EXERCISE OBJECTIVE — Reproduce every row below word for word, omitting the pictures.

Data rows:
________________
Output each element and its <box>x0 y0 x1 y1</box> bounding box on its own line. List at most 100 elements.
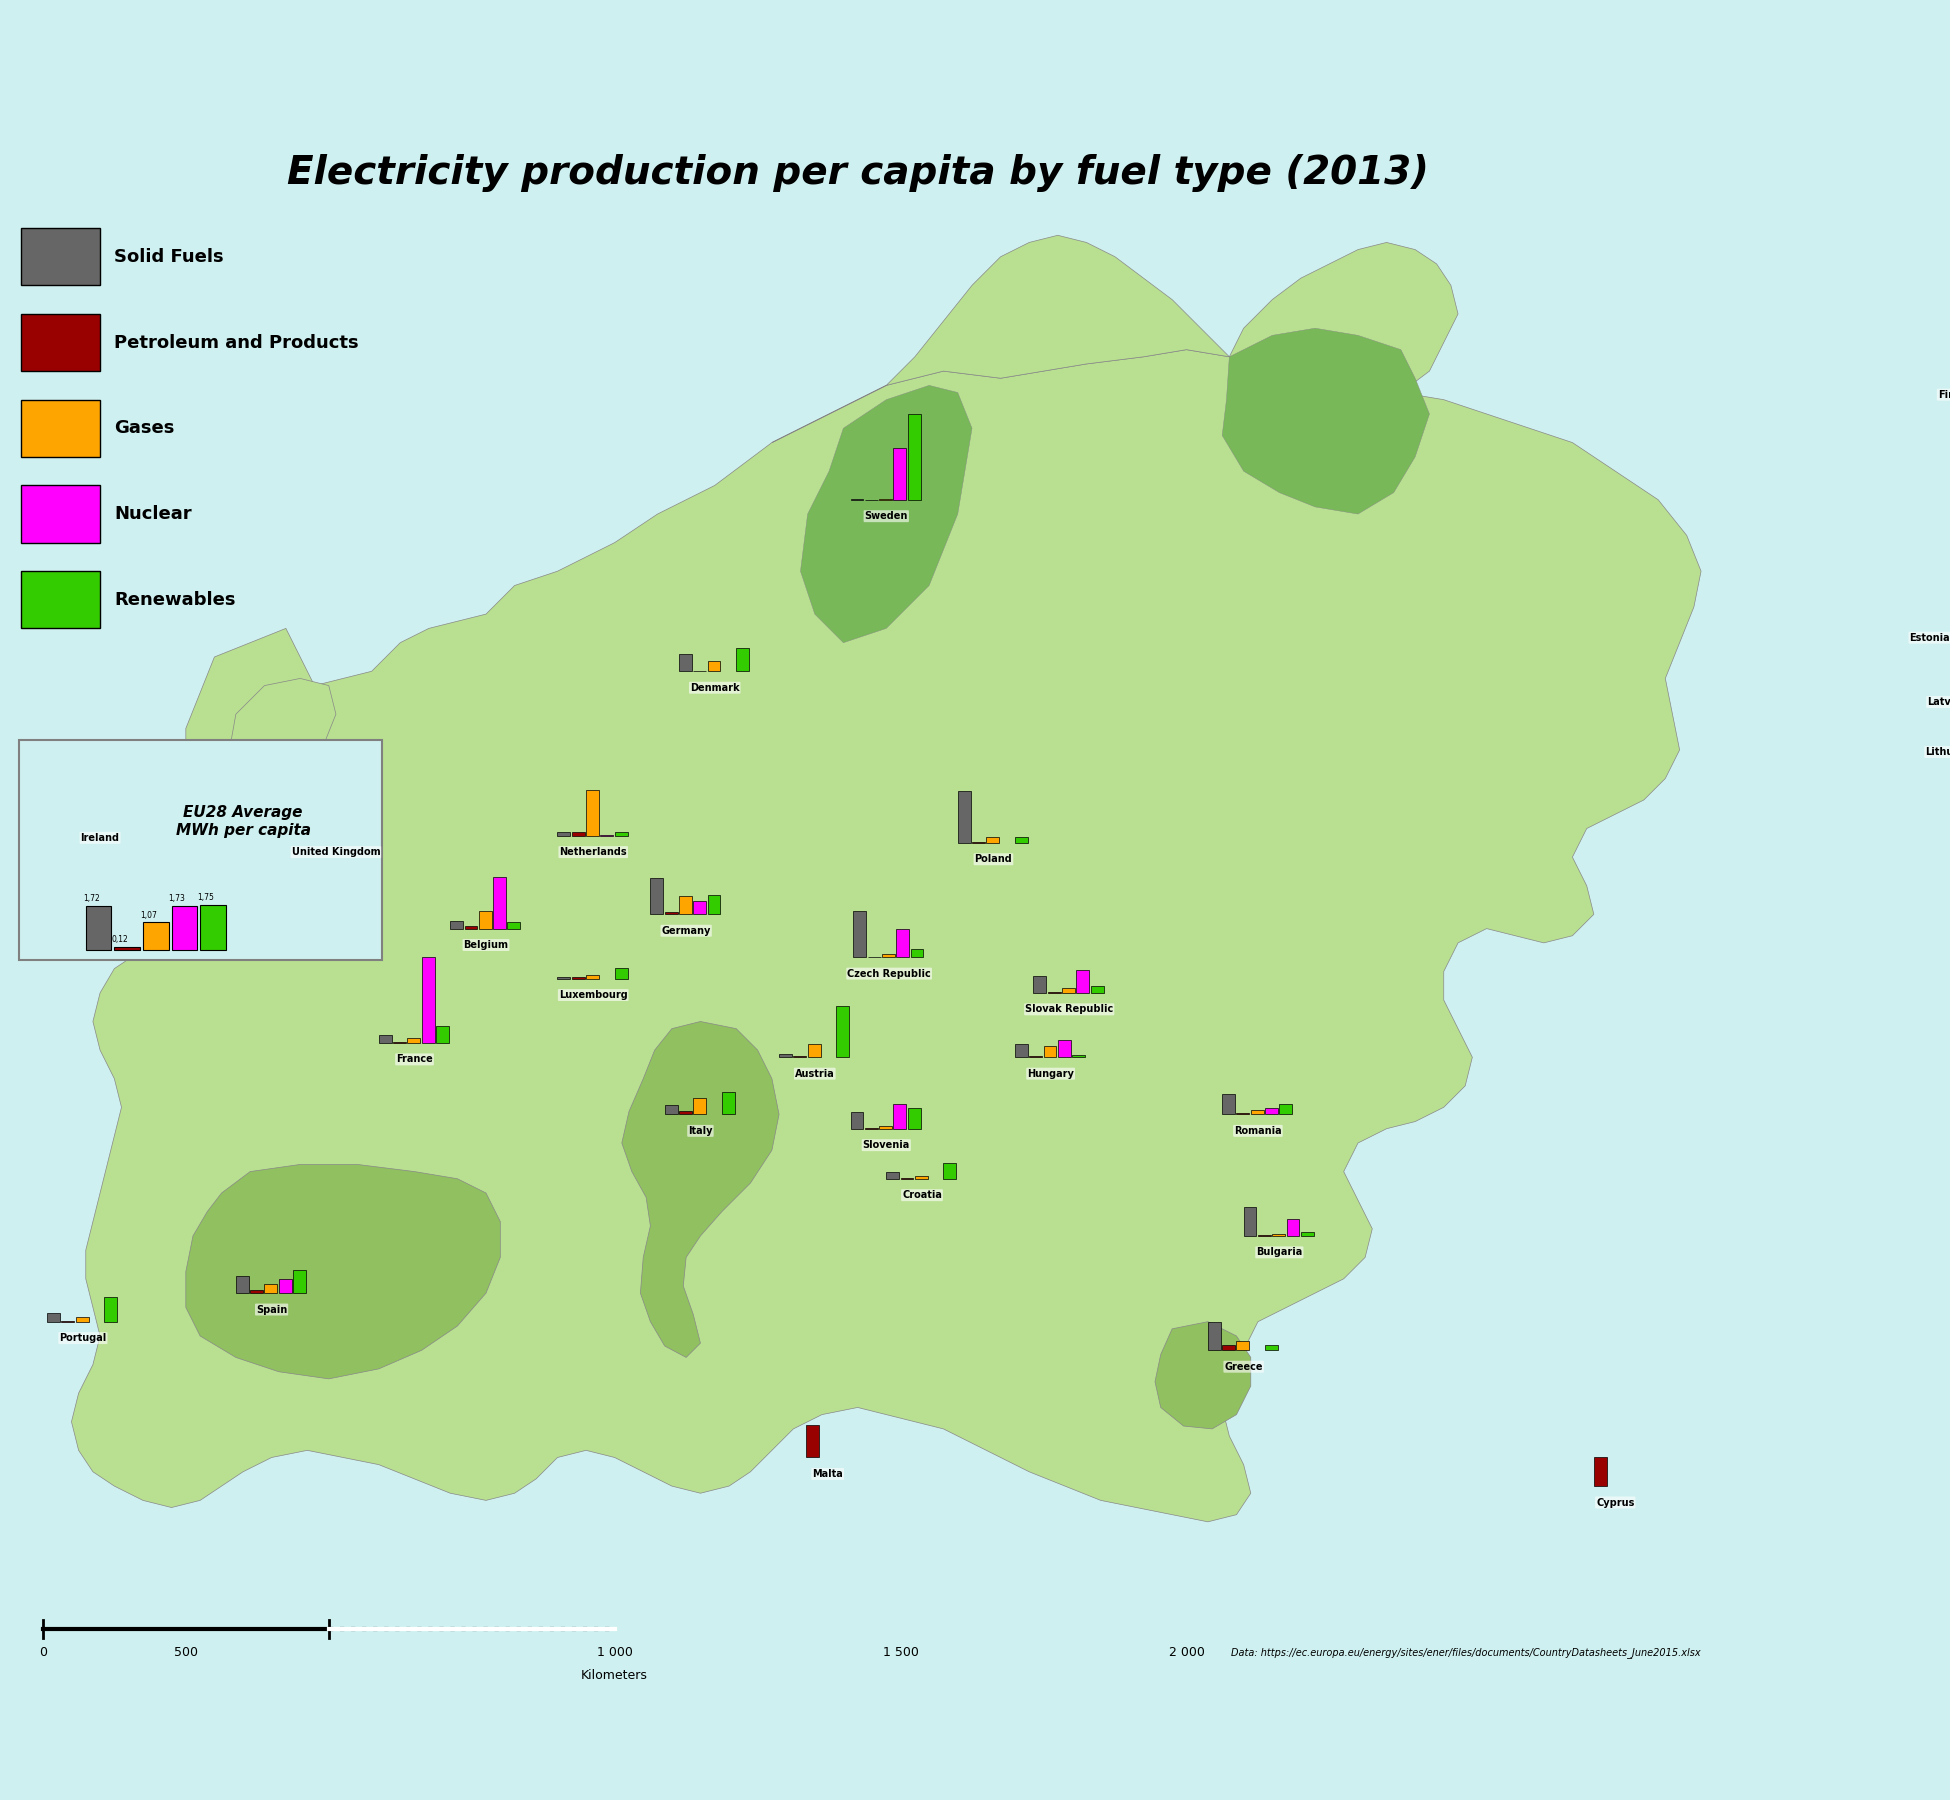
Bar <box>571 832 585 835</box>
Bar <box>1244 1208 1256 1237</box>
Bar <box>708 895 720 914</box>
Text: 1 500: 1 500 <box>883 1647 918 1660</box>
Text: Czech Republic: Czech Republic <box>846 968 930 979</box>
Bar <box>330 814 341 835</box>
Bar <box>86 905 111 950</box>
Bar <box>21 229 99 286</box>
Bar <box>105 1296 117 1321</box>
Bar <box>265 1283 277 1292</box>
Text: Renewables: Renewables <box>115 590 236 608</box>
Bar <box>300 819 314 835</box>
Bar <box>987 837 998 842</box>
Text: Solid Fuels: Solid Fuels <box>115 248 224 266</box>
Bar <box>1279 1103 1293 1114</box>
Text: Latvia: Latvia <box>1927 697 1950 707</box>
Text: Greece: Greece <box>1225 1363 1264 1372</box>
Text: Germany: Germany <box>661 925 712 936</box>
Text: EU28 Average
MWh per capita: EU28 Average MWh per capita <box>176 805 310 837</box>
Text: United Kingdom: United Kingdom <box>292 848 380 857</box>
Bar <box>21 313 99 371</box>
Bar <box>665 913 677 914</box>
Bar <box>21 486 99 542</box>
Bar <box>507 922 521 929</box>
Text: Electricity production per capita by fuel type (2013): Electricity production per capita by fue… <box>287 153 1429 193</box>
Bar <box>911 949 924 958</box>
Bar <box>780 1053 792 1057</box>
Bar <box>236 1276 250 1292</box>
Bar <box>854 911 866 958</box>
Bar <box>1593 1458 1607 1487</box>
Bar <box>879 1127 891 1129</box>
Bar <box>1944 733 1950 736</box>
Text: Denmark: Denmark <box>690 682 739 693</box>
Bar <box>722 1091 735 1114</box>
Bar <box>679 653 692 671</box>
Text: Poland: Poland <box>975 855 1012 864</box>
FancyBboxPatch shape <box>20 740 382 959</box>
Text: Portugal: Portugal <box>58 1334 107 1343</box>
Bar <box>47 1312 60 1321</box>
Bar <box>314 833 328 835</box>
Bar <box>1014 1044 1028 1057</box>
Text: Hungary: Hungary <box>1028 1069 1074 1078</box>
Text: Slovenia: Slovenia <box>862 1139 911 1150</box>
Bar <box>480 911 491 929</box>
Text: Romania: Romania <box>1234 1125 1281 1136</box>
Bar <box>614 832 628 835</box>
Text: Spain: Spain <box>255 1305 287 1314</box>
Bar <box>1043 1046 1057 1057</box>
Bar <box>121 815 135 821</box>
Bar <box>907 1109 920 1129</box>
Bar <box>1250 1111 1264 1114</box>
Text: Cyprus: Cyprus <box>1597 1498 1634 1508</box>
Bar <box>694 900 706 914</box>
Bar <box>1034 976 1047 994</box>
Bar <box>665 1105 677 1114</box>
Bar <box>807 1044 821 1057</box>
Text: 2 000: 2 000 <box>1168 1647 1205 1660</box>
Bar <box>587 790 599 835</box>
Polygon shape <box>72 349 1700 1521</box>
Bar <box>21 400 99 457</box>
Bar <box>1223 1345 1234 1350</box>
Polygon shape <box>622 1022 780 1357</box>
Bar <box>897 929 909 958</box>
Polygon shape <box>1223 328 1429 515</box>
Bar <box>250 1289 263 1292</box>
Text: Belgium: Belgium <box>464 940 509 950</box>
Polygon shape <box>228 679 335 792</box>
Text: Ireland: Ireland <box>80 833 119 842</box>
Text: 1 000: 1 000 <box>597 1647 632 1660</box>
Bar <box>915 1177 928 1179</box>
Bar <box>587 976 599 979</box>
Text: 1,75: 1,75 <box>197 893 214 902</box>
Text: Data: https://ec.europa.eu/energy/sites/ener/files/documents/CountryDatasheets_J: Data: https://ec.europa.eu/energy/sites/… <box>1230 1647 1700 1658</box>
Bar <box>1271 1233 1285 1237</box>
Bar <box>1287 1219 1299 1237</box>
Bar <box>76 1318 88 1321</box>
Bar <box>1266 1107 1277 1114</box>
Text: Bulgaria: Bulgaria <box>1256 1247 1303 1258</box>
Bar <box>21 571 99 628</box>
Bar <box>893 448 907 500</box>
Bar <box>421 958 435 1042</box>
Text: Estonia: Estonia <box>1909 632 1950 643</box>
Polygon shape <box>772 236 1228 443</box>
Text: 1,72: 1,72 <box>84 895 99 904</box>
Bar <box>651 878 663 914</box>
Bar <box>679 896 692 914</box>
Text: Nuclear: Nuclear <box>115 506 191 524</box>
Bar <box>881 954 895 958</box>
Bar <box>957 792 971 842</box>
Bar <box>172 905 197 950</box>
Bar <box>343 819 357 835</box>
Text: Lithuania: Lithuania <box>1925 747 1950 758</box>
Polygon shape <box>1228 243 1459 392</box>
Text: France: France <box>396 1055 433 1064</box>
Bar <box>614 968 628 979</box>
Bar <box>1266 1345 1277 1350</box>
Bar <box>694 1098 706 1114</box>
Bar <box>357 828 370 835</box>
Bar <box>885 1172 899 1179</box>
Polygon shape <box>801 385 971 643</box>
________________
CORRECT RESPONSE —
Output each element and its <box>x0 y0 x1 y1</box> bounding box on its own line. List at most 100 elements.
Bar <box>571 832 585 835</box>
Bar <box>1244 1208 1256 1237</box>
Bar <box>708 895 720 914</box>
Text: 1 500: 1 500 <box>883 1647 918 1660</box>
Text: Czech Republic: Czech Republic <box>846 968 930 979</box>
Bar <box>330 814 341 835</box>
Bar <box>86 905 111 950</box>
Bar <box>21 229 99 286</box>
Bar <box>105 1296 117 1321</box>
Bar <box>265 1283 277 1292</box>
Text: Renewables: Renewables <box>115 590 236 608</box>
Bar <box>300 819 314 835</box>
Bar <box>987 837 998 842</box>
Text: Solid Fuels: Solid Fuels <box>115 248 224 266</box>
Bar <box>1279 1103 1293 1114</box>
Text: Latvia: Latvia <box>1927 697 1950 707</box>
Text: Greece: Greece <box>1225 1363 1264 1372</box>
Text: Germany: Germany <box>661 925 712 936</box>
Text: EU28 Average
MWh per capita: EU28 Average MWh per capita <box>176 805 310 837</box>
Text: United Kingdom: United Kingdom <box>292 848 380 857</box>
Bar <box>21 313 99 371</box>
Bar <box>665 913 677 914</box>
Bar <box>21 486 99 542</box>
Bar <box>507 922 521 929</box>
Text: Electricity production per capita by fuel type (2013): Electricity production per capita by fue… <box>287 153 1429 193</box>
Bar <box>911 949 924 958</box>
Bar <box>780 1053 792 1057</box>
Bar <box>236 1276 250 1292</box>
Bar <box>854 911 866 958</box>
Bar <box>1593 1458 1607 1487</box>
Bar <box>879 1127 891 1129</box>
Bar <box>1944 733 1950 736</box>
Text: Denmark: Denmark <box>690 682 739 693</box>
Bar <box>722 1091 735 1114</box>
Bar <box>679 653 692 671</box>
Text: Poland: Poland <box>975 855 1012 864</box>
FancyBboxPatch shape <box>20 740 382 959</box>
Text: Portugal: Portugal <box>58 1334 107 1343</box>
Bar <box>47 1312 60 1321</box>
Bar <box>314 833 328 835</box>
Bar <box>1014 1044 1028 1057</box>
Text: Hungary: Hungary <box>1028 1069 1074 1078</box>
Text: Slovenia: Slovenia <box>862 1139 911 1150</box>
Bar <box>480 911 491 929</box>
Text: Romania: Romania <box>1234 1125 1281 1136</box>
Bar <box>614 832 628 835</box>
Text: Spain: Spain <box>255 1305 287 1314</box>
Bar <box>1043 1046 1057 1057</box>
Bar <box>121 815 135 821</box>
Bar <box>907 1109 920 1129</box>
Bar <box>1250 1111 1264 1114</box>
Text: Cyprus: Cyprus <box>1597 1498 1634 1508</box>
Bar <box>694 900 706 914</box>
Bar <box>1034 976 1047 994</box>
Bar <box>665 1105 677 1114</box>
Bar <box>807 1044 821 1057</box>
Text: 2 000: 2 000 <box>1168 1647 1205 1660</box>
Bar <box>587 790 599 835</box>
Polygon shape <box>72 349 1700 1521</box>
Bar <box>21 400 99 457</box>
Bar <box>1223 1345 1234 1350</box>
Polygon shape <box>622 1022 780 1357</box>
Bar <box>897 929 909 958</box>
Polygon shape <box>1223 328 1429 515</box>
Bar <box>250 1289 263 1292</box>
Text: Belgium: Belgium <box>464 940 509 950</box>
Polygon shape <box>228 679 335 792</box>
Text: Ireland: Ireland <box>80 833 119 842</box>
Text: 1 000: 1 000 <box>597 1647 632 1660</box>
Bar <box>915 1177 928 1179</box>
Bar <box>587 976 599 979</box>
Text: 1,75: 1,75 <box>197 893 214 902</box>
Text: Data: https://ec.europa.eu/energy/sites/ener/files/documents/CountryDatasheets_J: Data: https://ec.europa.eu/energy/sites/… <box>1230 1647 1700 1658</box>
Bar <box>1271 1233 1285 1237</box>
Bar <box>1287 1219 1299 1237</box>
Bar <box>76 1318 88 1321</box>
Bar <box>1266 1107 1277 1114</box>
Text: Bulgaria: Bulgaria <box>1256 1247 1303 1258</box>
Bar <box>21 571 99 628</box>
Bar <box>893 448 907 500</box>
Bar <box>421 958 435 1042</box>
Text: Estonia: Estonia <box>1909 632 1950 643</box>
Polygon shape <box>772 236 1228 443</box>
Text: 1,72: 1,72 <box>84 895 99 904</box>
Bar <box>651 878 663 914</box>
Bar <box>679 896 692 914</box>
Text: Nuclear: Nuclear <box>115 506 191 524</box>
Bar <box>881 954 895 958</box>
Bar <box>957 792 971 842</box>
Bar <box>172 905 197 950</box>
Bar <box>343 819 357 835</box>
Text: Lithuania: Lithuania <box>1925 747 1950 758</box>
Polygon shape <box>1228 243 1459 392</box>
Text: France: France <box>396 1055 433 1064</box>
Bar <box>614 968 628 979</box>
Bar <box>1266 1345 1277 1350</box>
Bar <box>694 1098 706 1114</box>
Bar <box>357 828 370 835</box>
Bar <box>885 1172 899 1179</box>
Polygon shape <box>801 385 971 643</box>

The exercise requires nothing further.